**EXERCISE PROMPT**
Turn each of the items below into a JSON list of strings with one string per line, leaving out blank lines.

####################

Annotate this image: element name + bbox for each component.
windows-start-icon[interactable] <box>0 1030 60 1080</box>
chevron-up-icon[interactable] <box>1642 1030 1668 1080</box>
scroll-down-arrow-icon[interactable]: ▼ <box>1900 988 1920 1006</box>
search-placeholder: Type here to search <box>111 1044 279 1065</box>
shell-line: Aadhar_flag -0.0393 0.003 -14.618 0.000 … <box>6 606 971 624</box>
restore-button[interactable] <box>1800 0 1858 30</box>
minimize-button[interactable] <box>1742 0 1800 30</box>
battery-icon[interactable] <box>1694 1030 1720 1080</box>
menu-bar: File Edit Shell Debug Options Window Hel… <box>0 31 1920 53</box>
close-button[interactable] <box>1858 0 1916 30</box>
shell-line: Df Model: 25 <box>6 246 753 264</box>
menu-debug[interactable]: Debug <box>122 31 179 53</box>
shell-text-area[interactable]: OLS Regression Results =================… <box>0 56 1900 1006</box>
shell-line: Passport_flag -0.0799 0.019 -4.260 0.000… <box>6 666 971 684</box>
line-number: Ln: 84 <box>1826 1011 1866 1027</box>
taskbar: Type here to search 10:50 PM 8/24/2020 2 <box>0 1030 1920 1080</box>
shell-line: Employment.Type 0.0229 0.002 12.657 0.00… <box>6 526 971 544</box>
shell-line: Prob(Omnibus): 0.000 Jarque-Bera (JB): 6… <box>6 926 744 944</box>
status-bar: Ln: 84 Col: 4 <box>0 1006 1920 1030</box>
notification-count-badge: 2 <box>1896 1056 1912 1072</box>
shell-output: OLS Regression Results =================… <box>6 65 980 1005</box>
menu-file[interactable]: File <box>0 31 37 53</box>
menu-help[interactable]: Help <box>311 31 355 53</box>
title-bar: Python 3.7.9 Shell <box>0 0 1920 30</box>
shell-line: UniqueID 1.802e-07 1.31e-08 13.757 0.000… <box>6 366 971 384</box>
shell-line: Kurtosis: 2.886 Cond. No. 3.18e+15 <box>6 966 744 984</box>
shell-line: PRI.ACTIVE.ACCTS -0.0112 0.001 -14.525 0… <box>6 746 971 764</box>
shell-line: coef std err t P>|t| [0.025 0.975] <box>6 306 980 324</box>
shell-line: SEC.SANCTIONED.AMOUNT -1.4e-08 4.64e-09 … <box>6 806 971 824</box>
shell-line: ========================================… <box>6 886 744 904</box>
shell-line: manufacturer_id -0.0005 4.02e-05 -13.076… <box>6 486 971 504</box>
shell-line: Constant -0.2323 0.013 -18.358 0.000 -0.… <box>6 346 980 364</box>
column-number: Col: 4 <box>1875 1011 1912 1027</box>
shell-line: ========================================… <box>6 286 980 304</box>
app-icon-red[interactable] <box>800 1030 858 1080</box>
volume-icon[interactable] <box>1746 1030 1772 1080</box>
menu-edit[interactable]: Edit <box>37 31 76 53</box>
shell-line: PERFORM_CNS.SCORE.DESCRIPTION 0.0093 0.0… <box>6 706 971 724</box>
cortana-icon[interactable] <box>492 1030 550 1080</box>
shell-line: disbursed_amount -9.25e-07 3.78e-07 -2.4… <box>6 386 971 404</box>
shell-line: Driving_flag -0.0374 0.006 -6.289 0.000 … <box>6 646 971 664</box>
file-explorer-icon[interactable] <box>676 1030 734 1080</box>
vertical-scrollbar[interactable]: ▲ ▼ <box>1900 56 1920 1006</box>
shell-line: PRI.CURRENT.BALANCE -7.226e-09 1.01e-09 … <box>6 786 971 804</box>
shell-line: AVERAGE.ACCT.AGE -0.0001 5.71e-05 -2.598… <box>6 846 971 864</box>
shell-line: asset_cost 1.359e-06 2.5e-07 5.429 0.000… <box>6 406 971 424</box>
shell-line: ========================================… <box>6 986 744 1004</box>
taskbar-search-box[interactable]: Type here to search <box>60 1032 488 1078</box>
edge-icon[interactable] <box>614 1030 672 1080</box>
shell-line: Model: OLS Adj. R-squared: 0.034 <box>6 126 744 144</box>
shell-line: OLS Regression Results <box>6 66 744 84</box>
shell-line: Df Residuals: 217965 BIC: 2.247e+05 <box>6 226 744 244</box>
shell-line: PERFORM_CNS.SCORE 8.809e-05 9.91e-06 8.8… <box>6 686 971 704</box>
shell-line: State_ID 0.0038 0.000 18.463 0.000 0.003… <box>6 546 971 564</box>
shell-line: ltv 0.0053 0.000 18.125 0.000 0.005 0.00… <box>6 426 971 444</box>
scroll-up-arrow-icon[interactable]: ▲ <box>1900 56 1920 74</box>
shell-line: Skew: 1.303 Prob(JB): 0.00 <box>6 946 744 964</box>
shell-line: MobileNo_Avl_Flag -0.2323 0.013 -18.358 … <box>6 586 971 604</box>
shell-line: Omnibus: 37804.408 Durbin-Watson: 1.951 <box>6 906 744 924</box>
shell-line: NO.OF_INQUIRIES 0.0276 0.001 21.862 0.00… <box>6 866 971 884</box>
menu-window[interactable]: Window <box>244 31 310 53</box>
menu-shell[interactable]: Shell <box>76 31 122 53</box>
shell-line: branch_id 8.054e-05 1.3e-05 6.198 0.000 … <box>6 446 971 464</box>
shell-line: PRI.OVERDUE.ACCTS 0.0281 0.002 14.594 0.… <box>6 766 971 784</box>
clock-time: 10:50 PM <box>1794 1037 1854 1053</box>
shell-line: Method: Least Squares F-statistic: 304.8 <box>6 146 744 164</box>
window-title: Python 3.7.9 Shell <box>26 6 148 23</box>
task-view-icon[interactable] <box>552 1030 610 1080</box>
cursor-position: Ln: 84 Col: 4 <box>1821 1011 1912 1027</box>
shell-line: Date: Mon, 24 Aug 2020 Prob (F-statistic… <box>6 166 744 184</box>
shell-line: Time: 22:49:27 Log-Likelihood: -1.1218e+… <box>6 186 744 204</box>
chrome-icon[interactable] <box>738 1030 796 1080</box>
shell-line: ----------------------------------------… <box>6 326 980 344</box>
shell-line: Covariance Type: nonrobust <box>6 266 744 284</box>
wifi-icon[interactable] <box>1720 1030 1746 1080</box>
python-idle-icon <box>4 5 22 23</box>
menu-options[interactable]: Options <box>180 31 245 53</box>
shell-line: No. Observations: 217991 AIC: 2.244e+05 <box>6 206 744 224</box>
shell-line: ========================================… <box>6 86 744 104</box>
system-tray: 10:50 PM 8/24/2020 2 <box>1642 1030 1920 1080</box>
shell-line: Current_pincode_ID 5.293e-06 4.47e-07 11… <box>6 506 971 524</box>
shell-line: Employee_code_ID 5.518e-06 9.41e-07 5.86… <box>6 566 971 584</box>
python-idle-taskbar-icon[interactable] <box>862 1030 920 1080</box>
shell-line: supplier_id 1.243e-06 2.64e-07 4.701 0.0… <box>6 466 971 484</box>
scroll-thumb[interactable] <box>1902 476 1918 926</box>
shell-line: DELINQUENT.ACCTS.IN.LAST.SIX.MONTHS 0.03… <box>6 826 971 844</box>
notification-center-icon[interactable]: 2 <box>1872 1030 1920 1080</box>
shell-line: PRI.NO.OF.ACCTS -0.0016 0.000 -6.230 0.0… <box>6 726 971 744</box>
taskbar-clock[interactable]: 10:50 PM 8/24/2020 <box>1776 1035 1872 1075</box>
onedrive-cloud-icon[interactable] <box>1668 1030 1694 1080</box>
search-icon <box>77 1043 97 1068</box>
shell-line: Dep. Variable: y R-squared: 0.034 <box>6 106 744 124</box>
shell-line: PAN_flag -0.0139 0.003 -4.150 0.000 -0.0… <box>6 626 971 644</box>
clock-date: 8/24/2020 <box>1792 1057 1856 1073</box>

####################

**RESULT OF THIS EXERCISE**
[
  "Annotate this image: element name + bbox for each component.",
  "windows-start-icon[interactable] <box>0 1030 60 1080</box>",
  "chevron-up-icon[interactable] <box>1642 1030 1668 1080</box>",
  "scroll-down-arrow-icon[interactable]: ▼ <box>1900 988 1920 1006</box>",
  "search-placeholder: Type here to search <box>111 1044 279 1065</box>",
  "shell-line: Aadhar_flag -0.0393 0.003 -14.618 0.000 … <box>6 606 971 624</box>",
  "restore-button[interactable] <box>1800 0 1858 30</box>",
  "minimize-button[interactable] <box>1742 0 1800 30</box>",
  "battery-icon[interactable] <box>1694 1030 1720 1080</box>",
  "menu-bar: File Edit Shell Debug Options Window Hel… <box>0 31 1920 53</box>",
  "close-button[interactable] <box>1858 0 1916 30</box>",
  "shell-line: Df Model: 25 <box>6 246 753 264</box>",
  "menu-debug[interactable]: Debug <box>122 31 179 53</box>",
  "shell-text-area[interactable]: OLS Regression Results =================… <box>0 56 1900 1006</box>",
  "shell-line: Passport_flag -0.0799 0.019 -4.260 0.000… <box>6 666 971 684</box>",
  "line-number: Ln: 84 <box>1826 1011 1866 1027</box>",
  "taskbar: Type here to search 10:50 PM 8/24/2020 2 <box>0 1030 1920 1080</box>",
  "shell-line: Employment.Type 0.0229 0.002 12.657 0.00… <box>6 526 971 544</box>",
  "shell-line: Prob(Omnibus): 0.000 Jarque-Bera (JB): 6… <box>6 926 744 944</box>",
  "status-bar: Ln: 84 Col: 4 <box>0 1006 1920 1030</box>",
  "notification-count-badge: 2 <box>1896 1056 1912 1072</box>",
  "shell-output: OLS Regression Results =================… <box>6 65 980 1005</box>",
  "menu-file[interactable]: File <box>0 31 37 53</box>",
  "menu-help[interactable]: Help <box>311 31 355 53</box>",
  "title-bar: Python 3.7.9 Shell <box>0 0 1920 30</box>",
  "shell-line: UniqueID 1.802e-07 1.31e-08 13.757 0.000… <box>6 366 971 384</box>",
  "shell-line: Kurtosis: 2.886 Cond. No. 3.18e+15 <box>6 966 744 984</box>",
  "shell-line: PRI.ACTIVE.ACCTS -0.0112 0.001 -14.525 0… <box>6 746 971 764</box>",
  "shell-line: coef std err t P>|t| [0.025 0.975] <box>6 306 980 324</box>",
  "shell-line: SEC.SANCTIONED.AMOUNT -1.4e-08 4.64e-09 … <box>6 806 971 824</box>",
  "shell-line: ========================================… <box>6 886 744 904</box>",
  "shell-line: manufacturer_id -0.0005 4.02e-05 -13.076… <box>6 486 971 504</box>",
  "shell-line: Constant -0.2323 0.013 -18.358 0.000 -0.… <box>6 346 980 364</box>",
  "column-number: Col: 4 <box>1875 1011 1912 1027</box>",
  "shell-line: ========================================… <box>6 286 980 304</box>",
  "app-icon-red[interactable] <box>800 1030 858 1080</box>",
  "volume-icon[interactable] <box>1746 1030 1772 1080</box>",
  "menu-edit[interactable]: Edit <box>37 31 76 53</box>",
  "shell-line: PERFORM_CNS.SCORE.DESCRIPTION 0.0093 0.0… <box>6 706 971 724</box>",
  "cortana-icon[interactable] <box>492 1030 550 1080</box>",
  "shell-line: disbursed_amount -9.25e-07 3.78e-07 -2.4… <box>6 386 971 404</box>",
  "shell-line: Driving_flag -0.0374 0.006 -6.289 0.000 … <box>6 646 971 664</box>",
  "file-explorer-icon[interactable] <box>676 1030 734 1080</box>",
  "vertical-scrollbar[interactable]: ▲ ▼ <box>1900 56 1920 1006</box>",
  "shell-line: PRI.CURRENT.BALANCE -7.226e-09 1.01e-09 … <box>6 786 971 804</box>",
  "shell-line: AVERAGE.ACCT.AGE -0.0001 5.71e-05 -2.598… <box>6 846 971 864</box>",
  "shell-line: asset_cost 1.359e-06 2.5e-07 5.429 0.000… <box>6 406 971 424</box>",
  "shell-line: ========================================… <box>6 986 744 1004</box>",
  "taskbar-search-box[interactable]: Type here to search <box>60 1032 488 1078</box>",
  "edge-icon[interactable] <box>614 1030 672 1080</box>",
  "shell-line: Model: OLS Adj. R-squared: 0.034 <box>6 126 744 144</box>",
  "shell-line: OLS Regression Results <box>6 66 744 84</box>",
  "shell-line: Df Residuals: 217965 BIC: 2.247e+05 <box>6 226 744 244</box>",
  "shell-line: PERFORM_CNS.SCORE 8.809e-05 9.91e-06 8.8… <box>6 686 971 704</box>",
  "shell-line: State_ID 0.0038 0.000 18.463 0.000 0.003… <box>6 546 971 564</box>",
  "shell-line: ltv 0.0053 0.000 18.125 0.000 0.005 0.00… <box>6 426 971 444</box>",
  "scroll-up-arrow-icon[interactable]: ▲ <box>1900 56 1920 74</box>",
  "shell-line: Skew: 1.303 Prob(JB): 0.00 <box>6 946 744 964</box>",
  "shell-line: MobileNo_Avl_Flag -0.2323 0.013 -18.358 … <box>6 586 971 604</box>",
  "shell-line: Omnibus: 37804.408 Durbin-Watson: 1.951 <box>6 906 744 924</box>",
  "shell-line: NO.OF_INQUIRIES 0.0276 0.001 21.862 0.00… <box>6 866 971 884</box>",
  "menu-window[interactable]: Window <box>244 31 310 53</box>",
  "menu-shell[interactable]: Shell <box>76 31 122 53</box>",
  "shell-line: branch_id 8.054e-05 1.3e-05 6.198 0.000 … <box>6 446 971 464</box>",
  "shell-line: PRI.OVERDUE.ACCTS 0.0281 0.002 14.594 0.… <box>6 766 971 784</box>",
  "clock-time: 10:50 PM <box>1794 1037 1854 1053</box>",
  "shell-line: Method: Least Squares F-statistic: 304.8 <box>6 146 744 164</box>",
  "window-title: Python 3.7.9 Shell <box>26 6 148 23</box>",
  "task-view-icon[interactable] <box>552 1030 610 1080</box>",
  "cursor-position: Ln: 84 Col: 4 <box>1821 1011 1912 1027</box>",
  "shell-line: Date: Mon, 24 Aug 2020 Prob (F-statistic… <box>6 166 744 184</box>",
  "shell-line: Time: 22:49:27 Log-Likelihood: -1.1218e+… <box>6 186 744 204</box>",
  "chrome-icon[interactable] <box>738 1030 796 1080</box>",
  "shell-line: ----------------------------------------… <box>6 326 980 344</box>",
  "shell-line: Covariance Type: nonrobust <box>6 266 744 284</box>",
  "wifi-icon[interactable] <box>1720 1030 1746 1080</box>",
  "python-idle-icon <box>4 5 22 23</box>",
  "menu-options[interactable]: Options <box>180 31 245 53</box>",
  "shell-line: No. Observations: 217991 AIC: 2.244e+05 <box>6 206 744 224</box>",
  "shell-line: ========================================… <box>6 86 744 104</box>",
  "system-tray: 10:50 PM 8/24/2020 2 <box>1642 1030 1920 1080</box>",
  "shell-line: Current_pincode_ID 5.293e-06 4.47e-07 11… <box>6 506 971 524</box>",
  "shell-line: Employee_code_ID 5.518e-06 9.41e-07 5.86… <box>6 566 971 584</box>",
  "python-idle-taskbar-icon[interactable] <box>862 1030 920 1080</box>",
  "shell-line: supplier_id 1.243e-06 2.64e-07 4.701 0.0… <box>6 466 971 484</box>",
  "scroll-thumb[interactable] <box>1902 476 1918 926</box>",
  "shell-line: DELINQUENT.ACCTS.IN.LAST.SIX.MONTHS 0.03… <box>6 826 971 844</box>",
  "notification-center-icon[interactable]: 2 <box>1872 1030 1920 1080</box>",
  "shell-line: PRI.NO.OF.ACCTS -0.0016 0.000 -6.230 0.0… <box>6 726 971 744</box>",
  "taskbar-clock[interactable]: 10:50 PM 8/24/2020 <box>1776 1035 1872 1075</box>",
  "onedrive-cloud-icon[interactable] <box>1668 1030 1694 1080</box>",
  "search-icon <box>77 1043 97 1068</box>",
  "shell-line: Dep. Variable: y R-squared: 0.034 <box>6 106 744 124</box>",
  "shell-line: PAN_flag -0.0139 0.003 -4.150 0.000 -0.0… <box>6 626 971 644</box>",
  "clock-date: 8/24/2020 <box>1792 1057 1856 1073</box>"
]